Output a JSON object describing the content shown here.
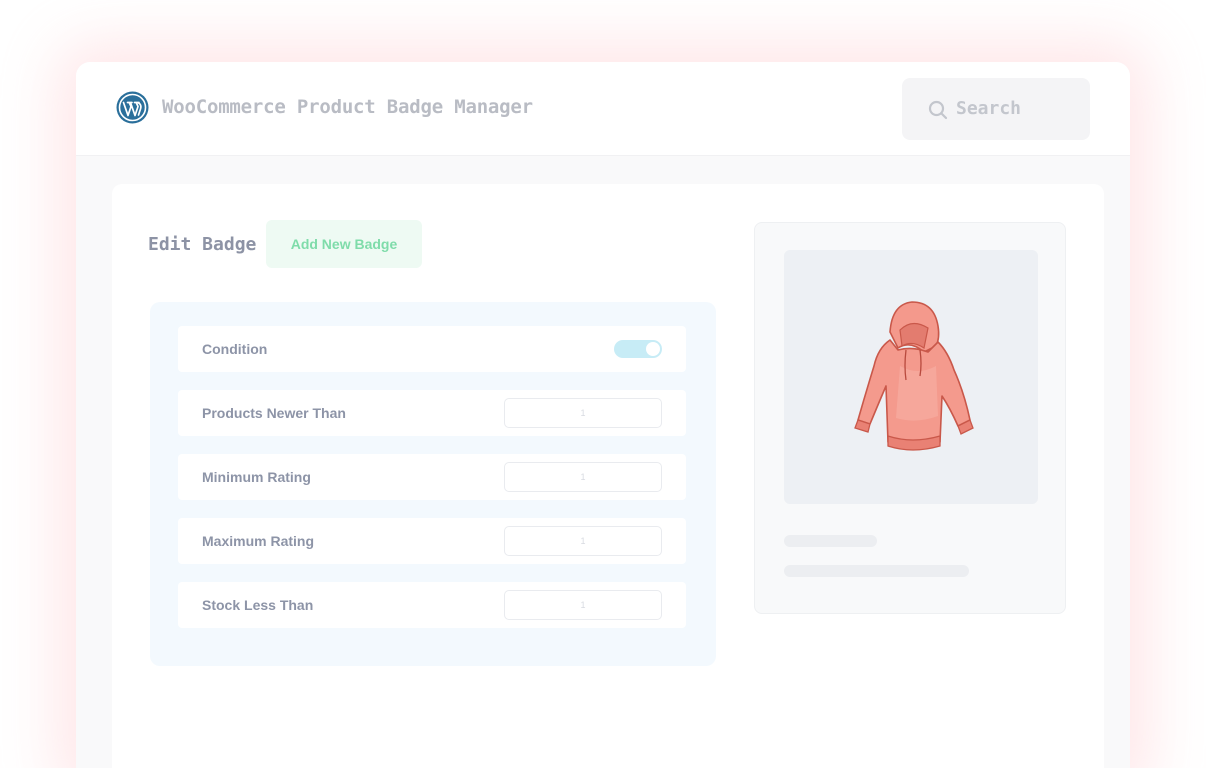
{
  "header": {
    "logo_icon": "wordpress-logo-icon",
    "title": "WooCommerce Product Badge Manager",
    "search": {
      "icon": "search-icon",
      "placeholder": "Search"
    }
  },
  "editor": {
    "title": "Edit Badge",
    "add_button_label": "Add New Badge",
    "rows": [
      {
        "label": "Condition",
        "control": "toggle",
        "enabled": true
      },
      {
        "label": "Products Newer Than",
        "control": "number",
        "value": "1"
      },
      {
        "label": "Minimum Rating",
        "control": "number",
        "value": "1"
      },
      {
        "label": "Maximum Rating",
        "control": "number",
        "value": "1"
      },
      {
        "label": "Stock Less Than",
        "control": "number",
        "value": "1"
      }
    ]
  },
  "preview": {
    "image_icon": "hoodie-product-image"
  },
  "colors": {
    "accent_green": "#7fdcaa",
    "toggle_on": "#c7ecf6",
    "hoodie": "#f28c7f"
  }
}
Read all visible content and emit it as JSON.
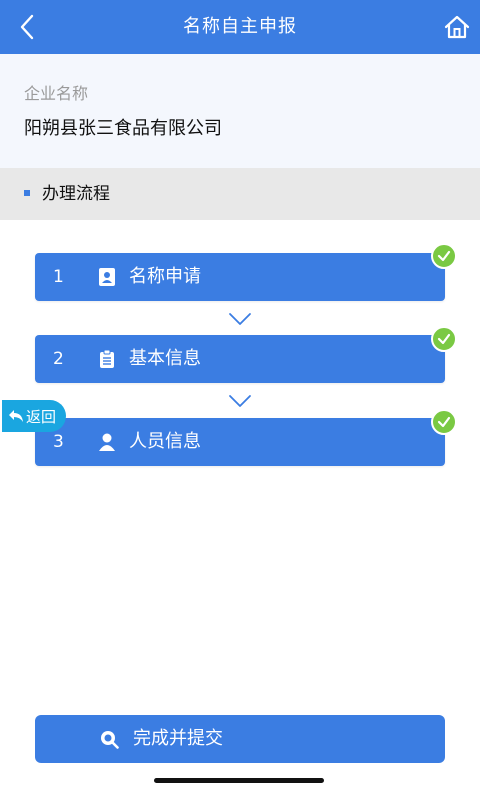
{
  "header": {
    "title": "名称自主申报",
    "back_icon": "chevron-left-icon",
    "home_icon": "home-icon"
  },
  "company": {
    "label": "企业名称",
    "value": "阳朔县张三食品有限公司"
  },
  "section": {
    "title": "办理流程"
  },
  "steps": [
    {
      "number": "1",
      "label": "名称申请",
      "icon": "id-card-icon",
      "completed": true
    },
    {
      "number": "2",
      "label": "基本信息",
      "icon": "clipboard-icon",
      "completed": true
    },
    {
      "number": "3",
      "label": "人员信息",
      "icon": "person-icon",
      "completed": true
    }
  ],
  "floating_back": {
    "label": "返回"
  },
  "submit": {
    "label": "完成并提交",
    "icon": "search-icon"
  },
  "colors": {
    "primary": "#3b7de2",
    "check": "#7ac943",
    "badge": "#1aa6e0"
  }
}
* * * *
Locate the word "Than" in the entries, and copy every line where it is found.

        "label": "Products Newer Than",
        "label": "Stock Less Than",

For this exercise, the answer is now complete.